■ WHAT TO WORK ON ■
Can you return, unchanged, the lines from the one that contains "What text is on this page?" to the last line, with the pictures left out?

■ DATA PROVIDED ■
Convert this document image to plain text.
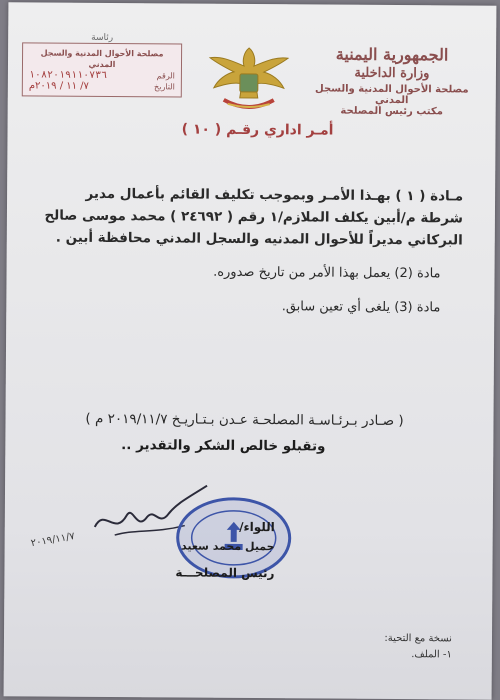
رئاسة
مصلحة الأحوال المدنية والسجل المدني
١٠٨٢٠١٩١١٠٧٣٦	الرقم
٧/ ١١ / ٢٠١٩م	التاريخ
الجمهورية اليمنية
وزارة الداخلية
مصلحة الأحوال المدنية والسجل المدني
مكتب رئيس المصلحة
أمـر اداري رقـم ( ١٠ )

مـادة ( ١ ) بهـذا الأمـر وبموجب تكليف القائم بأعمال مدير شرطة م/أبين يكلف الملازم/١ رقم ( ٢٤٦٩٢ ) محمد موسى صالح البركاني مديراً للأحوال المدنيه والسجل المدني محافظة أبين .

مادة (2) يعمل بهذا الأمر من تاريخ صدوره.

مادة (3) يلغى أي تعين سابق.

( صـادر بـرئـاسـة المصلحـة عـدن بـتـاريـخ ٢٠١٩/١١/٧ م )
وتقبلو خالص الشكر والتقدير ..
٢٠١٩/١١/٧
اللواء/
جميل محمد سعيد
رئيس المصلحـــة
نسخة مع التحية:
١- الملف.
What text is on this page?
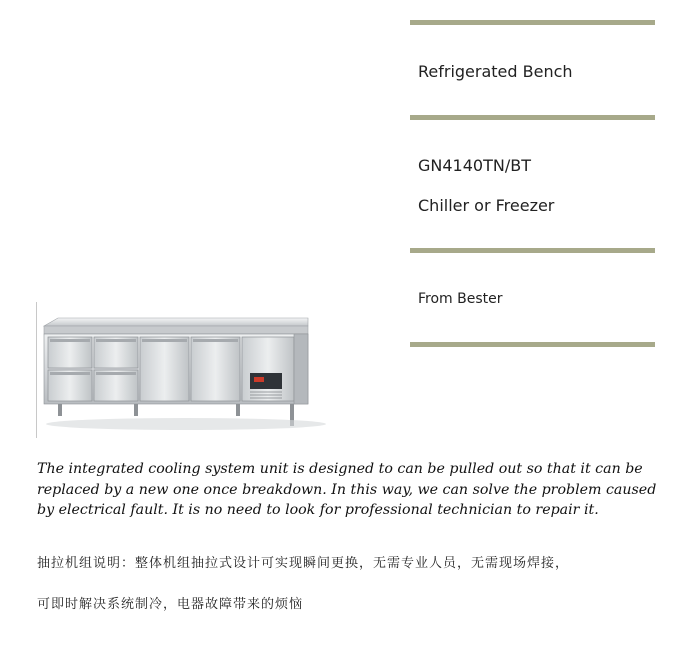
Refrigerated Bench
GN4140TN/BT
Chiller or Freezer
From Bester
The integrated cooling system unit is designed to can be pulled out so that it can be replaced by a new one once breakdown. In this way, we can solve the problem caused by electrical fault. It is no need to look for professional technician to repair it.
抽拉机组说明：整体机组抽拉式设计可实现瞬间更换，无需专业人员，无需现场焊接，
可即时解决系统制冷，电器故障带来的烦恼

■ EXPECTED ANSWER ■
What text is on this page?
Refrigerated Bench
GN4140TN/BT
Chiller or Freezer
From Bester
The integrated cooling system unit is designed to can be pulled out so that it can be replaced by a new one once breakdown. In this way, we can solve the problem caused by electrical fault. It is no need to look for professional technician to repair it.
抽拉机组说明：整体机组抽拉式设计可实现瞬间更换，无需专业人员，无需现场焊接，
可即时解决系统制冷，电器故障带来的烦恼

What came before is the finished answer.